Word for word, repeat the lines of the records from the one containing "Output a JSON" through the last line, both included.
---------- SUPPLIED MATERIAL
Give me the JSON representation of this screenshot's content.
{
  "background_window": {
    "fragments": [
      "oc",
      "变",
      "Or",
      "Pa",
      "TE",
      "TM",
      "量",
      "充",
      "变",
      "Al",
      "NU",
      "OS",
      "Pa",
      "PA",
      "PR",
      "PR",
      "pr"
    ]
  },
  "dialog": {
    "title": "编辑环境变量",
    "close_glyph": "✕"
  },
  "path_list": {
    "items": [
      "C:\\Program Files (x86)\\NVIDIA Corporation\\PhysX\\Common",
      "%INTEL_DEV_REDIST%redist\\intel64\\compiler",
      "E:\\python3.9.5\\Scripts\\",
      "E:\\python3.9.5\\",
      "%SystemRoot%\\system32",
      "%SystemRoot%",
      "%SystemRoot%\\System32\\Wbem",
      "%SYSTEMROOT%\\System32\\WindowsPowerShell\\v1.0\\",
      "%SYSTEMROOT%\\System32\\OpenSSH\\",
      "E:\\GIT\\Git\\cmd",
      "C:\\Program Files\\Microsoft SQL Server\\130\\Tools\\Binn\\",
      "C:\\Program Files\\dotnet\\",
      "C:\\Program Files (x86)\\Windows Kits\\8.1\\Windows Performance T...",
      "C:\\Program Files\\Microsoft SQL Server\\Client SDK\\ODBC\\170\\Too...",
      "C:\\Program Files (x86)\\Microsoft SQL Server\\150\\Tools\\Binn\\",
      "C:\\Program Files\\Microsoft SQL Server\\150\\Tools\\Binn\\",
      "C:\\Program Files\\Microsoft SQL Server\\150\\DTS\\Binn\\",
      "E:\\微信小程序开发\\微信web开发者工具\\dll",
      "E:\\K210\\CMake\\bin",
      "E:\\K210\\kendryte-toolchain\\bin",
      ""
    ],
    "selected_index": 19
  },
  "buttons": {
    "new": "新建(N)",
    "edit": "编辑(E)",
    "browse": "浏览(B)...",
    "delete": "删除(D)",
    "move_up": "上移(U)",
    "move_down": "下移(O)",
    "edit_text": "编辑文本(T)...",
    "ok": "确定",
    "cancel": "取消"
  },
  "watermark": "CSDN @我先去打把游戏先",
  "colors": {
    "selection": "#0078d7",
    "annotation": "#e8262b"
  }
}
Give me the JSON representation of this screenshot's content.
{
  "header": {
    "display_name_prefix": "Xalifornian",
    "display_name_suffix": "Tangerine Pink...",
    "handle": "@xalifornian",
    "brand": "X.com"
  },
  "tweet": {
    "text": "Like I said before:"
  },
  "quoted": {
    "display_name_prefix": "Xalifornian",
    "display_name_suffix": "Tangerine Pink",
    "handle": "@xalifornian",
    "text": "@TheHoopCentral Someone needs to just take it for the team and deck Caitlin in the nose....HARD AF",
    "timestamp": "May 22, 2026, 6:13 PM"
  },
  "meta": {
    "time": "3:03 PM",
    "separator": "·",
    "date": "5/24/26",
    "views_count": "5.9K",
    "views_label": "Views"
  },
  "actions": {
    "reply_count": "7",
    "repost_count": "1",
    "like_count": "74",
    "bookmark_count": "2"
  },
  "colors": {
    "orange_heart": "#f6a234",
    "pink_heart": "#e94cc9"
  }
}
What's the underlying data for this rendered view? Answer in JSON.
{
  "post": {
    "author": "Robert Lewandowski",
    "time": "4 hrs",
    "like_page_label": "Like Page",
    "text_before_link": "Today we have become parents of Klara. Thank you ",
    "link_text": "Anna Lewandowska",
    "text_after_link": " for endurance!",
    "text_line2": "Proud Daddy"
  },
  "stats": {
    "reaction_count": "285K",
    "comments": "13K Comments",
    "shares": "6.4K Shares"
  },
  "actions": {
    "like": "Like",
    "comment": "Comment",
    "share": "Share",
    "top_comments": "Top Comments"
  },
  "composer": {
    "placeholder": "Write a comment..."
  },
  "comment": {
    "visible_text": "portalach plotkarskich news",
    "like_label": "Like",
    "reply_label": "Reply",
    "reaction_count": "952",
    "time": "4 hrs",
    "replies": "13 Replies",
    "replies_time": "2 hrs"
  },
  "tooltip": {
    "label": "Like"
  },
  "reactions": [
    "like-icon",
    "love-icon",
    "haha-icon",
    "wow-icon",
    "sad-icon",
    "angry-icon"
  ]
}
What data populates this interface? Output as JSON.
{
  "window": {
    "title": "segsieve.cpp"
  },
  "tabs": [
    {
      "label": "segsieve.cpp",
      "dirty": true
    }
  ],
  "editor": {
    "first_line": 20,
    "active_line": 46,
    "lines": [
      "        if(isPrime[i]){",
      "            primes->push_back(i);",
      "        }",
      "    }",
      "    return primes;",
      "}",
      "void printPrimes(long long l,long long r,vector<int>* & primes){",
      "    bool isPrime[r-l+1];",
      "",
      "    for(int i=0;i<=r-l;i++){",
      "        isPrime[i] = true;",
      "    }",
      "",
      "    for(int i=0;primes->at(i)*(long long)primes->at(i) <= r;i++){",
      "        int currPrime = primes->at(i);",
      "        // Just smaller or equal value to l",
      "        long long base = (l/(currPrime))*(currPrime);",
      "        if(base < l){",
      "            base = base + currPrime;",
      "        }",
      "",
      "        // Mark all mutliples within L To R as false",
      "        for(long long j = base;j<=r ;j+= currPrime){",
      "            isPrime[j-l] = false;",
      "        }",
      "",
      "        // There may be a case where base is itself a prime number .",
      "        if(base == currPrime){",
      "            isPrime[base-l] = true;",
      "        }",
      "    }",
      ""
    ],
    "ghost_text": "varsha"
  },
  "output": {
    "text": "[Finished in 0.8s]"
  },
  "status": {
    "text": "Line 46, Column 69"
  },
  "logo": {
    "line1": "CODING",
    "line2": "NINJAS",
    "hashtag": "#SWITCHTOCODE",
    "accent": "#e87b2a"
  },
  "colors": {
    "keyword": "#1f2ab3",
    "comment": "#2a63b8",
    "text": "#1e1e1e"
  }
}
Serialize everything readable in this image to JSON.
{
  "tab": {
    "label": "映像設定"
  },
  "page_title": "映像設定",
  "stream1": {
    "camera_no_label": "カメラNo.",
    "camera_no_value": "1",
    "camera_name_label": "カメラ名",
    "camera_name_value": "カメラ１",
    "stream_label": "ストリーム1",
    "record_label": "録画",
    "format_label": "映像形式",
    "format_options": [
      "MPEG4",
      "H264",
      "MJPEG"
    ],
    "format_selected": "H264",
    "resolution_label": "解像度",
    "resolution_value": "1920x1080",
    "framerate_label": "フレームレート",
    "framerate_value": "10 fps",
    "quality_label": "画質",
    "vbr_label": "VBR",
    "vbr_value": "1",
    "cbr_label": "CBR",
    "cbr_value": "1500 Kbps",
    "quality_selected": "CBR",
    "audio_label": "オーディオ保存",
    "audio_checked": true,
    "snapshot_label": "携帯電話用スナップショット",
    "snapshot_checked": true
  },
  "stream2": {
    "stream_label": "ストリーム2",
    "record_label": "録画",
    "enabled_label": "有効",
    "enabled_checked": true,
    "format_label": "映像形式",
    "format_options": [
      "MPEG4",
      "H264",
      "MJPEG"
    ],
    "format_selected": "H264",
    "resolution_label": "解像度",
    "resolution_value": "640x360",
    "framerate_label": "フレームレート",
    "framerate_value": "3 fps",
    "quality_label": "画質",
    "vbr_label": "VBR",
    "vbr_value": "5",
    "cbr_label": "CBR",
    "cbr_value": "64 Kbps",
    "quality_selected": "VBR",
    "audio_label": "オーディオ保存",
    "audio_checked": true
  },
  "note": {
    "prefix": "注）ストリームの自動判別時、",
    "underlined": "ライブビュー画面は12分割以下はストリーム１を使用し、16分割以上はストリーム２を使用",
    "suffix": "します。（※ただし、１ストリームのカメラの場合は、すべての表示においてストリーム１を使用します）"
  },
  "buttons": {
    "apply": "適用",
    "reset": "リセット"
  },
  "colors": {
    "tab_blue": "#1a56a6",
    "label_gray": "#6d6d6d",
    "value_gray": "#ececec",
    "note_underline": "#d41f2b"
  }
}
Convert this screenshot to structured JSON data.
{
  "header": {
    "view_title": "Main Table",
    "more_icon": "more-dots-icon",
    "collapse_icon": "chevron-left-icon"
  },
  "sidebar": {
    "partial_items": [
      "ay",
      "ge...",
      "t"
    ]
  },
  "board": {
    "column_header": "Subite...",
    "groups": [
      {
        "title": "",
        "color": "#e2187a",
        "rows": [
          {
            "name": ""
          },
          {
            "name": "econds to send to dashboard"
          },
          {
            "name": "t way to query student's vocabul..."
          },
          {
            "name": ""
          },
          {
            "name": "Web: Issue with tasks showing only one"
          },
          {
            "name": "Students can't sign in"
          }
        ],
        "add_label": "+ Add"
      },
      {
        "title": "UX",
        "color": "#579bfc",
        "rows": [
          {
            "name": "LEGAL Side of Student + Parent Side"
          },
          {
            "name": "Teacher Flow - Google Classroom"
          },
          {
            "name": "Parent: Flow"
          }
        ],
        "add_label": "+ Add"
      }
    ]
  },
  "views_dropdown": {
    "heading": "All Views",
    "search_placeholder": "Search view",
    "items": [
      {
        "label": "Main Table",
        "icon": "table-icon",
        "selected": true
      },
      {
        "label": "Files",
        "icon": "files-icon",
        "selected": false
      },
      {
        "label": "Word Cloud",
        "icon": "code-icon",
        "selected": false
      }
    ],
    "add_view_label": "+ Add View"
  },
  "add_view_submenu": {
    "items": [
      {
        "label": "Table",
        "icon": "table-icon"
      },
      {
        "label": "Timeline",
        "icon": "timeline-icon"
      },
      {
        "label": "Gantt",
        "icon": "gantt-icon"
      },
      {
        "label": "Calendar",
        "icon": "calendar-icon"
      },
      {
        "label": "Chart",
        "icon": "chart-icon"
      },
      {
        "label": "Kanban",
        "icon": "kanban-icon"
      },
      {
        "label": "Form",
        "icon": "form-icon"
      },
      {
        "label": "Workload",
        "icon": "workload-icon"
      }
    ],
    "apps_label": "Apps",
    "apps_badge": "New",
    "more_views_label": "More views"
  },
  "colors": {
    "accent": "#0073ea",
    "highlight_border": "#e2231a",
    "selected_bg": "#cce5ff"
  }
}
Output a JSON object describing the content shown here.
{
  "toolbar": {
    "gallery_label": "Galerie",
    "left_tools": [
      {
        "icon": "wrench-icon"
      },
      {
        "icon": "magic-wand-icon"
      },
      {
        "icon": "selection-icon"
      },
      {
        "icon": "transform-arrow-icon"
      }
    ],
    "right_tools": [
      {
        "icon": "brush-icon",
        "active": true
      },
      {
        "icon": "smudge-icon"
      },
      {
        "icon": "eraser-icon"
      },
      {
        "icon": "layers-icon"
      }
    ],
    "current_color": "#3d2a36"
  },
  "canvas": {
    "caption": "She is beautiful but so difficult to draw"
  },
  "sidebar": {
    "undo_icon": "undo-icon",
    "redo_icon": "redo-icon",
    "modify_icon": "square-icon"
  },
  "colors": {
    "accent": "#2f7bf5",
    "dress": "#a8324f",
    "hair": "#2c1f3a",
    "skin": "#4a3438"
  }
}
--------------------
## SOLUTION TO THE PROBLEM
Output a JSON object describing the content shown here.
{
  "toolbar": {
    "gallery_label": "Galerie",
    "left_tools": [
      {
        "icon": "wrench-icon"
      },
      {
        "icon": "magic-wand-icon"
      },
      {
        "icon": "selection-icon"
      },
      {
        "icon": "transform-arrow-icon"
      }
    ],
    "right_tools": [
      {
        "icon": "brush-icon",
        "active": true
      },
      {
        "icon": "smudge-icon"
      },
      {
        "icon": "eraser-icon"
      },
      {
        "icon": "layers-icon"
      }
    ],
    "current_color": "#3d2a36"
  },
  "canvas": {
    "caption": "She is beautiful but so difficult to draw"
  },
  "sidebar": {
    "undo_icon": "undo-icon",
    "redo_icon": "redo-icon",
    "modify_icon": "square-icon"
  },
  "colors": {
    "accent": "#2f7bf5",
    "dress": "#a8324f",
    "hair": "#2c1f3a",
    "skin": "#4a3438"
  }
}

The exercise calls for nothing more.